__EXERCISE OBJECTIVE__.
Search the material and gather each line with "Change" in it.

□ □ □ □ □ □ □

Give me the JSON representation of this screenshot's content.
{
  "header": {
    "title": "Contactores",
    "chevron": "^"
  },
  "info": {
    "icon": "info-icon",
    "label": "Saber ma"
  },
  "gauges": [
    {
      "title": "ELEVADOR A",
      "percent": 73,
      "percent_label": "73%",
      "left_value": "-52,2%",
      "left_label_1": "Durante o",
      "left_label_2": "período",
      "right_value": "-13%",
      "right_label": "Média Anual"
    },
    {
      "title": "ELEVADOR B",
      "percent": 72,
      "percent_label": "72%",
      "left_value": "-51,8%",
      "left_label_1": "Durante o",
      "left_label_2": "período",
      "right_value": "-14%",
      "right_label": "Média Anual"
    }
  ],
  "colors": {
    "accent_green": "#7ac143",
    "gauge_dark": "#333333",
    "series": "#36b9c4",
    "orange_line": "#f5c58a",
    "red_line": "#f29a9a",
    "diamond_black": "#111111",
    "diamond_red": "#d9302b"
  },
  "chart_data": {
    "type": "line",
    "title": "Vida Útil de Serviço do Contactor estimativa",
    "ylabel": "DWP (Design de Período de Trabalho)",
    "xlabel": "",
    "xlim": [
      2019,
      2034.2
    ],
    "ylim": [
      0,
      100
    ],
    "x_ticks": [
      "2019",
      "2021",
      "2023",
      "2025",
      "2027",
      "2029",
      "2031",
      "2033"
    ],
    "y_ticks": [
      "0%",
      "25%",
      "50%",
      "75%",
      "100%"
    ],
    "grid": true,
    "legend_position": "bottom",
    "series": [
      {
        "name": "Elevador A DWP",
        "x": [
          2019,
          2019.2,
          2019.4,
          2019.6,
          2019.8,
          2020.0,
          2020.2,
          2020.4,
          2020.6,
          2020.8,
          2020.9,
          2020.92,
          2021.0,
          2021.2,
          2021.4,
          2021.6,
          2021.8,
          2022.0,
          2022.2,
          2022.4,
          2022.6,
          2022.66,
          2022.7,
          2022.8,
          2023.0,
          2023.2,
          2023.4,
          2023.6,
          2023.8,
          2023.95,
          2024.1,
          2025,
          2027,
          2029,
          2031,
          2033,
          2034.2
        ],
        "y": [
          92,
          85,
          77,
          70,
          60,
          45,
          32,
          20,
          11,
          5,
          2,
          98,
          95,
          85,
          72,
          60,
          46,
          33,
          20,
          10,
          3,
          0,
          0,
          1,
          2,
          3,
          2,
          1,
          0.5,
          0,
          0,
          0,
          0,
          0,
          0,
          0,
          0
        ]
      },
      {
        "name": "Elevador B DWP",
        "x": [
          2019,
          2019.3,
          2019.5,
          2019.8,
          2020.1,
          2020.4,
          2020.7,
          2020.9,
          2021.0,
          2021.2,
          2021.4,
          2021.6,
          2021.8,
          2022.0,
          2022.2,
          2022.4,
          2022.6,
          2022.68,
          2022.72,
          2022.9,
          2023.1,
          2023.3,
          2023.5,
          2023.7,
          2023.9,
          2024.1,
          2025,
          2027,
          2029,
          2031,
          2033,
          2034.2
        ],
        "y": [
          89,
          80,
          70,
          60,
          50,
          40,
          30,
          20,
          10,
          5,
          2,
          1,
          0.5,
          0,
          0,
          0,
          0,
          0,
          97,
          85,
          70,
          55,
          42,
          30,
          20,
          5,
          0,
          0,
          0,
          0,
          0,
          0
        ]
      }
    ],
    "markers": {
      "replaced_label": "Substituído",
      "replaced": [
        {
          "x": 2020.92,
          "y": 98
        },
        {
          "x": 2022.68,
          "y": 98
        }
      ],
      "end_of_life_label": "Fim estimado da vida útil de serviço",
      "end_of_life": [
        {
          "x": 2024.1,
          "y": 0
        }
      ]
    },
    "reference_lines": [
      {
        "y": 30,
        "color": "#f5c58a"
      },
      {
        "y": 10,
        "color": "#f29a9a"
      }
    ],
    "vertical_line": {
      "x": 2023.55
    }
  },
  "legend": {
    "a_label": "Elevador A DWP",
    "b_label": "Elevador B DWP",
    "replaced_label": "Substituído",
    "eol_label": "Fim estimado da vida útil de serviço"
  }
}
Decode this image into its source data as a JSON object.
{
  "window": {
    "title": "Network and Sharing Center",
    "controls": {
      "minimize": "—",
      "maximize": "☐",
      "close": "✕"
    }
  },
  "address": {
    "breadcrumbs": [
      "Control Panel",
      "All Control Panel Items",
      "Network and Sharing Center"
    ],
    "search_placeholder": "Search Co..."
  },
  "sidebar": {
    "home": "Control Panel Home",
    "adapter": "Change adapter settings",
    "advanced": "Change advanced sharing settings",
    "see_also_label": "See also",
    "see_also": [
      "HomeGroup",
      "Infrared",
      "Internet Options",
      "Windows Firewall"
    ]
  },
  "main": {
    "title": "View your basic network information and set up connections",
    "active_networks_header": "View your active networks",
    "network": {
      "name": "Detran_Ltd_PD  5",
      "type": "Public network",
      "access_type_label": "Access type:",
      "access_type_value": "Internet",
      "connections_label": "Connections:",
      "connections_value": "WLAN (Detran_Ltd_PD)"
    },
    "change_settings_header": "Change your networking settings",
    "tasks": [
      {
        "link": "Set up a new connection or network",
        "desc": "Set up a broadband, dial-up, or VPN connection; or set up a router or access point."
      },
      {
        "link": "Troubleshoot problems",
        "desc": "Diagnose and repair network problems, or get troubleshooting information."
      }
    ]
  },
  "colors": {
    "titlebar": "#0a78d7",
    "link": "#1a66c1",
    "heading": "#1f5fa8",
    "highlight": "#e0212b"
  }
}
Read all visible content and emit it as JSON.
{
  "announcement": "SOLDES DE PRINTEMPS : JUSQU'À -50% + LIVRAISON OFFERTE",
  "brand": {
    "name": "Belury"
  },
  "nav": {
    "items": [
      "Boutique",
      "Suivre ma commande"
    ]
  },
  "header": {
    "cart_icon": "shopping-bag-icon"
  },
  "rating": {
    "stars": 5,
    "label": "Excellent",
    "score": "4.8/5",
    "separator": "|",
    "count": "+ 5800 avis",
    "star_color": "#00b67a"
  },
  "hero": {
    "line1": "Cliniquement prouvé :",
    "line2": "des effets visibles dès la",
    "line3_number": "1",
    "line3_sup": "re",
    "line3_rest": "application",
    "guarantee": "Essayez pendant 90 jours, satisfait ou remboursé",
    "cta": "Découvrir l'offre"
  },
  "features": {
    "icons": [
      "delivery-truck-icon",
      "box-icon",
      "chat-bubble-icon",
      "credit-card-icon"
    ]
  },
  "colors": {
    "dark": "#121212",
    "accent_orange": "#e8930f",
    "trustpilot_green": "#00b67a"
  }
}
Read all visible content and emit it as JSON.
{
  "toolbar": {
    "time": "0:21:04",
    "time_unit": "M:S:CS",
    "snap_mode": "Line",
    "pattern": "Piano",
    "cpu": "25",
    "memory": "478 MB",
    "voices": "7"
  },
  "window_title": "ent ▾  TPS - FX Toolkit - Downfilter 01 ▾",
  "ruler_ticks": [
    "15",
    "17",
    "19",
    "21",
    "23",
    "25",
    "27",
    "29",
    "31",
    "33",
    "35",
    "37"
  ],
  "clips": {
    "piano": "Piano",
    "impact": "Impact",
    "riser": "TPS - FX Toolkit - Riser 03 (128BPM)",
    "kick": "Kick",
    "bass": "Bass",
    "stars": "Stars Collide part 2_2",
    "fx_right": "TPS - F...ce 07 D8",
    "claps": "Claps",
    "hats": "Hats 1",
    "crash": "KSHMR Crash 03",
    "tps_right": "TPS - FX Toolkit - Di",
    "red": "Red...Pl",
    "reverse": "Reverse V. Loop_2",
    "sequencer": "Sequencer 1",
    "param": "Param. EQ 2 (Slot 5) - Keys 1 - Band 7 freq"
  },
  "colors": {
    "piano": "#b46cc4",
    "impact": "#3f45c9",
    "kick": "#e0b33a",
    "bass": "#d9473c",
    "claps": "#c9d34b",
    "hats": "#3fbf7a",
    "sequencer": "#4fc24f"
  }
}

□ □ □ □ □ □ □

__FINISHED TASK__.
    "adapter": "Change adapter settings",
    "advanced": "Change advanced sharing settings",
    "change_settings_header": "Change your networking settings",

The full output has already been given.